Records from a data collection
* Start *

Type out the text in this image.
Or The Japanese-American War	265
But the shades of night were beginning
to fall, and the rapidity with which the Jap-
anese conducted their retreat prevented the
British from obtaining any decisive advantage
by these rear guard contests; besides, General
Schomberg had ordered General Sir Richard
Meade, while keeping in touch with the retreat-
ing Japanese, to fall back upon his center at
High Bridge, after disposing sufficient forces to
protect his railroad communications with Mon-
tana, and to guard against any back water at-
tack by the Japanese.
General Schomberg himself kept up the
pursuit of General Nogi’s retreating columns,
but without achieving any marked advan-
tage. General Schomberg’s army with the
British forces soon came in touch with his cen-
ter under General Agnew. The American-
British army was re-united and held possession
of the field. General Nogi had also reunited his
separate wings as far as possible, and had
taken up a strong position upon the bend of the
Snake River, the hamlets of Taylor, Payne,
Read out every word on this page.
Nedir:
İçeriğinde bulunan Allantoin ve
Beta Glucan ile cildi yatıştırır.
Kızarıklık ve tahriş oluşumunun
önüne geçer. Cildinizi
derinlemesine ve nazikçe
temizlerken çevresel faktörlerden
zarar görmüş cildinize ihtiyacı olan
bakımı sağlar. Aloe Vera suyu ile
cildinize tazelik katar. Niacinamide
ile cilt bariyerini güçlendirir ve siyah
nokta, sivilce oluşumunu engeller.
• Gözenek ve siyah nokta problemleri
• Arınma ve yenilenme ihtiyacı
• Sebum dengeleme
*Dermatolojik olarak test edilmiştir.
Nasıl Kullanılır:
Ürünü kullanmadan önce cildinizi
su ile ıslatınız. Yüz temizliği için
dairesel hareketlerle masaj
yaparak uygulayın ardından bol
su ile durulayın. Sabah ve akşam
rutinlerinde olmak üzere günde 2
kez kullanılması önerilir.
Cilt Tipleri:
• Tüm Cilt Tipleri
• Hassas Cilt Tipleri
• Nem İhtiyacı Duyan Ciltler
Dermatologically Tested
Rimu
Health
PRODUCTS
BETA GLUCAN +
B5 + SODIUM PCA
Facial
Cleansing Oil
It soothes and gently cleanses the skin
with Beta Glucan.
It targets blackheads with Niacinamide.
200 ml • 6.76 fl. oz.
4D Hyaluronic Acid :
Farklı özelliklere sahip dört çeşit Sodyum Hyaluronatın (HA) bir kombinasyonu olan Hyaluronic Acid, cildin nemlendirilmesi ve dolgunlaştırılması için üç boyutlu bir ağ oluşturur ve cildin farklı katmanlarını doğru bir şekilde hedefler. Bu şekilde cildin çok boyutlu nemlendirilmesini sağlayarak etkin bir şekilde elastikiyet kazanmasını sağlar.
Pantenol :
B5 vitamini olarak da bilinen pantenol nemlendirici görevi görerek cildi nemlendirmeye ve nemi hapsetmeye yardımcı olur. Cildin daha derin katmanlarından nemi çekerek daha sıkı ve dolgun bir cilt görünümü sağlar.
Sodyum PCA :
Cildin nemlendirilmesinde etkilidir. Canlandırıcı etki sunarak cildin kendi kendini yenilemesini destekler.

* End *

Required task = Count the lines of the material that include the word "Schomberg", then state only the total.

Exercise result = 3